WHAT THE TASK REQUIRES - Filter the data for lines with the word "population", then copy every line so identified.

PROVIDED RECORDS -
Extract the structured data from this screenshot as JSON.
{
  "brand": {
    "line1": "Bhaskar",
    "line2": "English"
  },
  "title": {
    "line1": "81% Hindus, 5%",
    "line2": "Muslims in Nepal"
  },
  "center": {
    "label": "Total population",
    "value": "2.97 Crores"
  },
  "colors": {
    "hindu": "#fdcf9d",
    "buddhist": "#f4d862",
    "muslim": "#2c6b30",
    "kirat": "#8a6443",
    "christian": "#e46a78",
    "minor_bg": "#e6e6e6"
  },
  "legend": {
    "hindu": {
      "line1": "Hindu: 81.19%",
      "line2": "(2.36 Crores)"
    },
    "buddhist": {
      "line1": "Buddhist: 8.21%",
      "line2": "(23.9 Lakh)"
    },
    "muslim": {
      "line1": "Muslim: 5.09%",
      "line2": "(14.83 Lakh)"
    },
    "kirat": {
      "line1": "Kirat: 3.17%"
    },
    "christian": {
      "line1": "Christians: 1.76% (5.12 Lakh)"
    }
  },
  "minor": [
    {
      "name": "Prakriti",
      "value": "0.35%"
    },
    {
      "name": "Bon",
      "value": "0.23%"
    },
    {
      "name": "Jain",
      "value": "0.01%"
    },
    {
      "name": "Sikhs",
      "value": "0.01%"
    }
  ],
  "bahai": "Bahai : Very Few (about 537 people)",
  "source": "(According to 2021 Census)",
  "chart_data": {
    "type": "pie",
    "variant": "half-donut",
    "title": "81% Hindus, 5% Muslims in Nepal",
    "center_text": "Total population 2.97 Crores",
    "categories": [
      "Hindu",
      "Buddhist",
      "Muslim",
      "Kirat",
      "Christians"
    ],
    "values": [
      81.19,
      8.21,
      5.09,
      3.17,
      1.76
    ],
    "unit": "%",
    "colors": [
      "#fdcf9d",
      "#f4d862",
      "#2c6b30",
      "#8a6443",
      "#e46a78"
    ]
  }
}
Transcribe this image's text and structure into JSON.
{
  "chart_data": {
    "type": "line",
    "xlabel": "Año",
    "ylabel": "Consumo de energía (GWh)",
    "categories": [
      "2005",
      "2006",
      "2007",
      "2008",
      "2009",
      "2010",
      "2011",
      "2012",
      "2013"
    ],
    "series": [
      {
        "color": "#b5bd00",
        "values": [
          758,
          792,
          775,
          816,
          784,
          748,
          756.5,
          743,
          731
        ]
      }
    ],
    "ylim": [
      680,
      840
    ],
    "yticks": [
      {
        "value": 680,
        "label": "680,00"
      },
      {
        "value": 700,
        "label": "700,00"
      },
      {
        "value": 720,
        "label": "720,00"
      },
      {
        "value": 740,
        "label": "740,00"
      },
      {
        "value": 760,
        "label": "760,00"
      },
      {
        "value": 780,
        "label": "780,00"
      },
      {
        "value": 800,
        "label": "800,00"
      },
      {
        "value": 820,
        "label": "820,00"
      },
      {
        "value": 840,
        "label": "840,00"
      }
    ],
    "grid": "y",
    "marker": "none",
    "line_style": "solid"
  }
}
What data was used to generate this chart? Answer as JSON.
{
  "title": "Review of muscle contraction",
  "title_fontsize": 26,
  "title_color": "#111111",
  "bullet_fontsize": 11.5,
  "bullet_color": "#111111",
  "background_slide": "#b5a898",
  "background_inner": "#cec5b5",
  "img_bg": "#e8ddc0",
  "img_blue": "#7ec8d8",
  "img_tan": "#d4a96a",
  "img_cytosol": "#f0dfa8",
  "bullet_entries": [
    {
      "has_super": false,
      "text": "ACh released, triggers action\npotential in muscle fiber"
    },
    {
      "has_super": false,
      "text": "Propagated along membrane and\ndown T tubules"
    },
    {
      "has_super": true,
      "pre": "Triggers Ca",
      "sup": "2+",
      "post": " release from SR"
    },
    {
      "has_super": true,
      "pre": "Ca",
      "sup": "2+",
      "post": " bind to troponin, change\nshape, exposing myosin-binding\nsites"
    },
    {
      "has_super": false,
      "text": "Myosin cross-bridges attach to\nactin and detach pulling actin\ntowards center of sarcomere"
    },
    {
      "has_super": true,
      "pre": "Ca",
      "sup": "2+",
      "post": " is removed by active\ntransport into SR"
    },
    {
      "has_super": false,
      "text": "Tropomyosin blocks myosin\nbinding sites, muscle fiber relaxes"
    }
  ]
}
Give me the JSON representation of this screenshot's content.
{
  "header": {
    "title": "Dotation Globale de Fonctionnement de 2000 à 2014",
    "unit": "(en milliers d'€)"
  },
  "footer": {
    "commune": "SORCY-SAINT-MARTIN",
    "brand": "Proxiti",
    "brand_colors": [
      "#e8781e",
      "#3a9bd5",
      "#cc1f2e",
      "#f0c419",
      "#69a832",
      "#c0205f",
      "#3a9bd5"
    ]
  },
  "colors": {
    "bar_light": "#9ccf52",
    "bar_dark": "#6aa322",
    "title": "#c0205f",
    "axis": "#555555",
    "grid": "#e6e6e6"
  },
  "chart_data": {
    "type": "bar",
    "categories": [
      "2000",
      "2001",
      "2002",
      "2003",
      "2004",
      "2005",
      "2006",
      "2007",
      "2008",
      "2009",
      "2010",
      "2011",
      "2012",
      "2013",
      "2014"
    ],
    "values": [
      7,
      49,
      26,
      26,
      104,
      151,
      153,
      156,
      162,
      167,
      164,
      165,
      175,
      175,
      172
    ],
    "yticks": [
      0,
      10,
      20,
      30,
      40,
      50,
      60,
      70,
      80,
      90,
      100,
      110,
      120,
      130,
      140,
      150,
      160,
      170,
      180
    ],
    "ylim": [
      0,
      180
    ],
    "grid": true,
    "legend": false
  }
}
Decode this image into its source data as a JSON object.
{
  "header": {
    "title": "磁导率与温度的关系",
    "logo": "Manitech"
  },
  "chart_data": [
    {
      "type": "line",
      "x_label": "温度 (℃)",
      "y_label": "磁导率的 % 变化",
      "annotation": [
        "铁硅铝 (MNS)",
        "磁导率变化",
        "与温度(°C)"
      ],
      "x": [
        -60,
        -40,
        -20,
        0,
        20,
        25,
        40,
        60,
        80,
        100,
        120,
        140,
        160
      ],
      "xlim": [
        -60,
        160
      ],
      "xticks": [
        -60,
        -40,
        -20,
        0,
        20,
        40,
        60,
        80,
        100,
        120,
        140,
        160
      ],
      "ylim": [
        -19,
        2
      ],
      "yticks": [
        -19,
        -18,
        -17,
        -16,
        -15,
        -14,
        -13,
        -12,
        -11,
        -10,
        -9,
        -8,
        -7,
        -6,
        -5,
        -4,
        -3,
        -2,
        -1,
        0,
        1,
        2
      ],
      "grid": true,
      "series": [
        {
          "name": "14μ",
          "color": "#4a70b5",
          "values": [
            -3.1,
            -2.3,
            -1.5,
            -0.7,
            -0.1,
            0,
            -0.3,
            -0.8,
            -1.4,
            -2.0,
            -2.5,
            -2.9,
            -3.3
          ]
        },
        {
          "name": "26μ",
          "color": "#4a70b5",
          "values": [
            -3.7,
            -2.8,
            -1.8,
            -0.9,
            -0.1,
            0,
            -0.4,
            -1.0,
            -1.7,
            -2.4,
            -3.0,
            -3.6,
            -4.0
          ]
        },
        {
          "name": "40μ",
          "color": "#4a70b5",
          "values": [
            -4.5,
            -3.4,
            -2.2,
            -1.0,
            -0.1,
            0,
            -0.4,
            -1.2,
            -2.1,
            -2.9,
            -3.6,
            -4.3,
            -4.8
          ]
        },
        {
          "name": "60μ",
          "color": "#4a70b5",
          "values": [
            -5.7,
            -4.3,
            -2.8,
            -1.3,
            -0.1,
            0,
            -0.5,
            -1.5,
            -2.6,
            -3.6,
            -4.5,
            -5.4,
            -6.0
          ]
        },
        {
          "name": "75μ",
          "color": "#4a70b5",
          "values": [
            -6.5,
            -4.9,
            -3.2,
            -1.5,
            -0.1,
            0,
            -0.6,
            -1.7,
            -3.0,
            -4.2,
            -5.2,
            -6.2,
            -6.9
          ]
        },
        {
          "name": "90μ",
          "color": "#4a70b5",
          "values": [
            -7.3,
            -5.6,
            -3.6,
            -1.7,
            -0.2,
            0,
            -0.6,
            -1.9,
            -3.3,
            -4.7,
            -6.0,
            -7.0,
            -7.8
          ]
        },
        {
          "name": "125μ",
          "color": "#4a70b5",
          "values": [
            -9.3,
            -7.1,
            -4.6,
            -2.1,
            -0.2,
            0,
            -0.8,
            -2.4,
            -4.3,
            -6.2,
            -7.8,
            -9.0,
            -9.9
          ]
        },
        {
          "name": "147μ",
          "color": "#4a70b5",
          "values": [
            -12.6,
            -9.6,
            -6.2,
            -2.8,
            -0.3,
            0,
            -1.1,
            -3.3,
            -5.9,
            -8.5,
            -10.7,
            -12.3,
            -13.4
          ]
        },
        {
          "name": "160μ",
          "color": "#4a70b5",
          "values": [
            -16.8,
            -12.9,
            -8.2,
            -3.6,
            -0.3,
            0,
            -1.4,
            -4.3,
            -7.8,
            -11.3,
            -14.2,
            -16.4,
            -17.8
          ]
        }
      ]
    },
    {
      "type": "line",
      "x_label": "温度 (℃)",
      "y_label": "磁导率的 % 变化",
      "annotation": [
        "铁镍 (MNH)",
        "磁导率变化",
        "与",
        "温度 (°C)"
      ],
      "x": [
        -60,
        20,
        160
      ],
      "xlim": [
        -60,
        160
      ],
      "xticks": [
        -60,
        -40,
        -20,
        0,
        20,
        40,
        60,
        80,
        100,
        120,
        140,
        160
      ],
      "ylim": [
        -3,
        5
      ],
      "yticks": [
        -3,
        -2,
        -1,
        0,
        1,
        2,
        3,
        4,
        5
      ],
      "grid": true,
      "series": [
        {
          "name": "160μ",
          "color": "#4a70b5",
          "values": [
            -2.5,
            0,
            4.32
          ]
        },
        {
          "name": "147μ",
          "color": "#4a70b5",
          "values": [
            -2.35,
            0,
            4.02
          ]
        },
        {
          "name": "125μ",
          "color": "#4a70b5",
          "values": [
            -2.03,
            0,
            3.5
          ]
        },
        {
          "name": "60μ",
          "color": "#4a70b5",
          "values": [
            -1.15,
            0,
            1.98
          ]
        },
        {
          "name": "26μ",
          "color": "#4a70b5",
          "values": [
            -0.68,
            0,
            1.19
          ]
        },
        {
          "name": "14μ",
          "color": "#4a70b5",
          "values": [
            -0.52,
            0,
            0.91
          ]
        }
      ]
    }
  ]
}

TASK RESULT -
    "label": "Total population",
    "center_text": "Total population 2.97 Crores",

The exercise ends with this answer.